Requirements:
Copy the data exactly; pictures stay out of the copy.

Stored items from a collection:
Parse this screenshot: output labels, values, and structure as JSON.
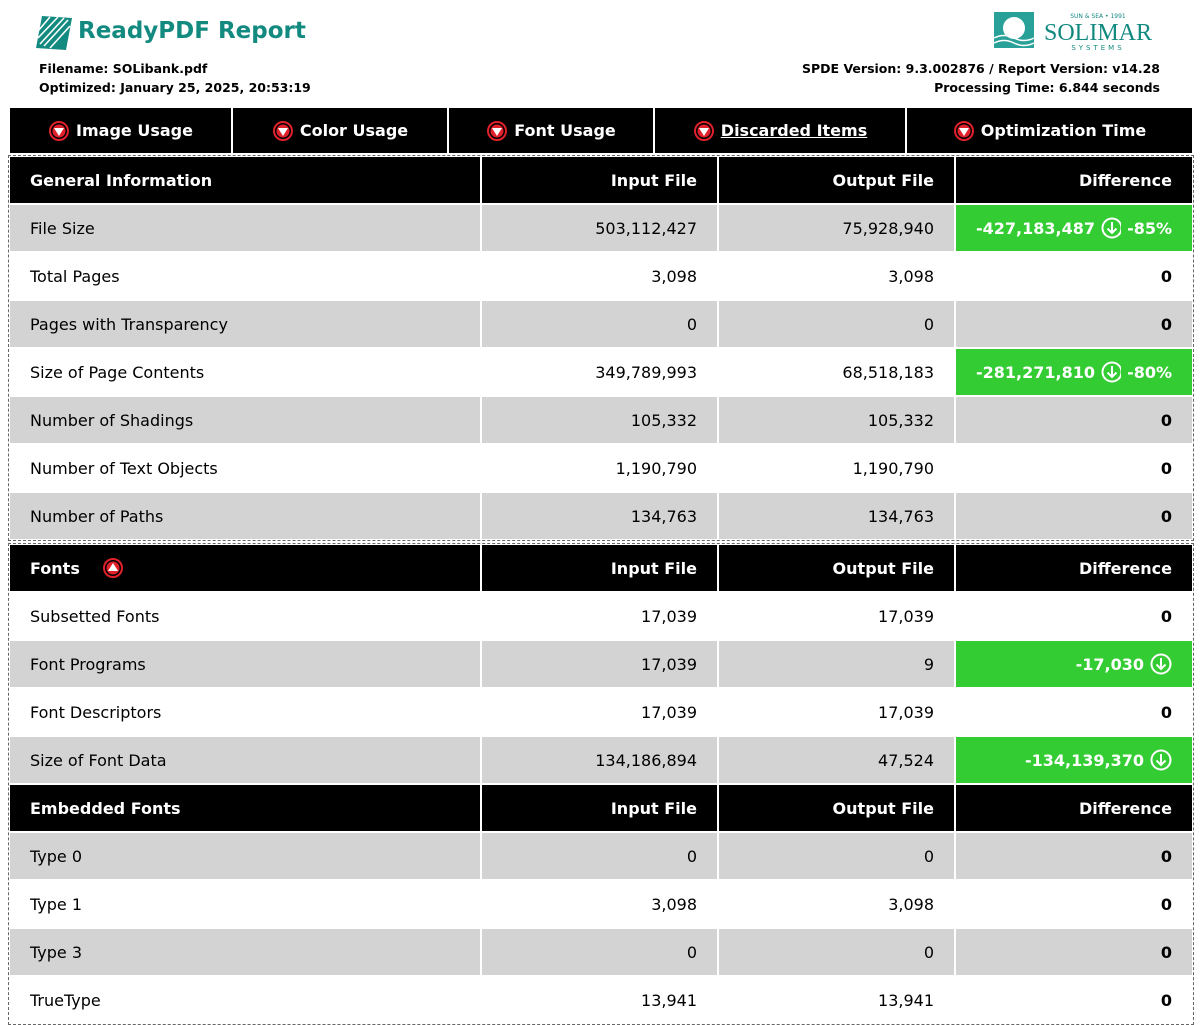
{
  "header": {
    "title": "ReadyPDF Report",
    "filename": "Filename: SOLibank.pdf",
    "optimized": "Optimized: January 25, 2025, 20:53:19",
    "version": "SPDE Version: 9.3.002876 / Report Version: v14.28",
    "processing": "Processing Time: 6.844 seconds",
    "logo": {
      "tagline": "SUN & SEA • 1991",
      "name": "SOLIMAR",
      "sub": "SYSTEMS"
    }
  },
  "nav": [
    "Image Usage",
    "Color Usage",
    "Font Usage",
    "Discarded Items",
    "Optimization Time"
  ],
  "groups": [
    {
      "sections": [
        {
          "title": "General Information",
          "columns": [
            "Input File",
            "Output File",
            "Difference"
          ],
          "first_shaded": true,
          "rows": [
            {
              "label": "File Size",
              "input": "503,112,427",
              "output": "75,928,940",
              "difference": "-427,183,487",
              "percent": "-85%",
              "highlight": true
            },
            {
              "label": "Total Pages",
              "input": "3,098",
              "output": "3,098",
              "difference": "0"
            },
            {
              "label": "Pages with Transparency",
              "input": "0",
              "output": "0",
              "difference": "0"
            },
            {
              "label": "Size of Page Contents",
              "input": "349,789,993",
              "output": "68,518,183",
              "difference": "-281,271,810",
              "percent": "-80%",
              "highlight": true
            },
            {
              "label": "Number of Shadings",
              "input": "105,332",
              "output": "105,332",
              "difference": "0"
            },
            {
              "label": "Number of Text Objects",
              "input": "1,190,790",
              "output": "1,190,790",
              "difference": "0"
            },
            {
              "label": "Number of Paths",
              "input": "134,763",
              "output": "134,763",
              "difference": "0"
            }
          ]
        }
      ]
    },
    {
      "sections": [
        {
          "title": "Fonts",
          "icon": "up",
          "columns": [
            "Input File",
            "Output File",
            "Difference"
          ],
          "first_shaded": false,
          "rows": [
            {
              "label": "Subsetted Fonts",
              "input": "17,039",
              "output": "17,039",
              "difference": "0"
            },
            {
              "label": "Font Programs",
              "input": "17,039",
              "output": "9",
              "difference": "-17,030",
              "highlight": true
            },
            {
              "label": "Font Descriptors",
              "input": "17,039",
              "output": "17,039",
              "difference": "0"
            },
            {
              "label": "Size of Font Data",
              "input": "134,186,894",
              "output": "47,524",
              "difference": "-134,139,370",
              "highlight": true
            }
          ]
        },
        {
          "title": "Embedded Fonts",
          "columns": [
            "Input File",
            "Output File",
            "Difference"
          ],
          "first_shaded": true,
          "rows": [
            {
              "label": "Type 0",
              "input": "0",
              "output": "0",
              "difference": "0"
            },
            {
              "label": "Type 1",
              "input": "3,098",
              "output": "3,098",
              "difference": "0"
            },
            {
              "label": "Type 3",
              "input": "0",
              "output": "0",
              "difference": "0"
            },
            {
              "label": "TrueType",
              "input": "13,941",
              "output": "13,941",
              "difference": "0"
            }
          ]
        }
      ]
    }
  ]
}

Solution for this task:
Parse this screenshot: output labels, values, and structure as JSON.
{
  "header": {
    "title": "ReadyPDF Report",
    "filename": "Filename: SOLibank.pdf",
    "optimized": "Optimized: January 25, 2025, 20:53:19",
    "version": "SPDE Version: 9.3.002876 / Report Version: v14.28",
    "processing": "Processing Time: 6.844 seconds",
    "logo": {
      "tagline": "SUN & SEA • 1991",
      "name": "SOLIMAR",
      "sub": "SYSTEMS"
    }
  },
  "nav": [
    "Image Usage",
    "Color Usage",
    "Font Usage",
    "Discarded Items",
    "Optimization Time"
  ],
  "groups": [
    {
      "sections": [
        {
          "title": "General Information",
          "columns": [
            "Input File",
            "Output File",
            "Difference"
          ],
          "first_shaded": true,
          "rows": [
            {
              "label": "File Size",
              "input": "503,112,427",
              "output": "75,928,940",
              "difference": "-427,183,487",
              "percent": "-85%",
              "highlight": true
            },
            {
              "label": "Total Pages",
              "input": "3,098",
              "output": "3,098",
              "difference": "0"
            },
            {
              "label": "Pages with Transparency",
              "input": "0",
              "output": "0",
              "difference": "0"
            },
            {
              "label": "Size of Page Contents",
              "input": "349,789,993",
              "output": "68,518,183",
              "difference": "-281,271,810",
              "percent": "-80%",
              "highlight": true
            },
            {
              "label": "Number of Shadings",
              "input": "105,332",
              "output": "105,332",
              "difference": "0"
            },
            {
              "label": "Number of Text Objects",
              "input": "1,190,790",
              "output": "1,190,790",
              "difference": "0"
            },
            {
              "label": "Number of Paths",
              "input": "134,763",
              "output": "134,763",
              "difference": "0"
            }
          ]
        }
      ]
    },
    {
      "sections": [
        {
          "title": "Fonts",
          "icon": "up",
          "columns": [
            "Input File",
            "Output File",
            "Difference"
          ],
          "first_shaded": false,
          "rows": [
            {
              "label": "Subsetted Fonts",
              "input": "17,039",
              "output": "17,039",
              "difference": "0"
            },
            {
              "label": "Font Programs",
              "input": "17,039",
              "output": "9",
              "difference": "-17,030",
              "highlight": true
            },
            {
              "label": "Font Descriptors",
              "input": "17,039",
              "output": "17,039",
              "difference": "0"
            },
            {
              "label": "Size of Font Data",
              "input": "134,186,894",
              "output": "47,524",
              "difference": "-134,139,370",
              "highlight": true
            }
          ]
        },
        {
          "title": "Embedded Fonts",
          "columns": [
            "Input File",
            "Output File",
            "Difference"
          ],
          "first_shaded": true,
          "rows": [
            {
              "label": "Type 0",
              "input": "0",
              "output": "0",
              "difference": "0"
            },
            {
              "label": "Type 1",
              "input": "3,098",
              "output": "3,098",
              "difference": "0"
            },
            {
              "label": "Type 3",
              "input": "0",
              "output": "0",
              "difference": "0"
            },
            {
              "label": "TrueType",
              "input": "13,941",
              "output": "13,941",
              "difference": "0"
            }
          ]
        }
      ]
    }
  ]
}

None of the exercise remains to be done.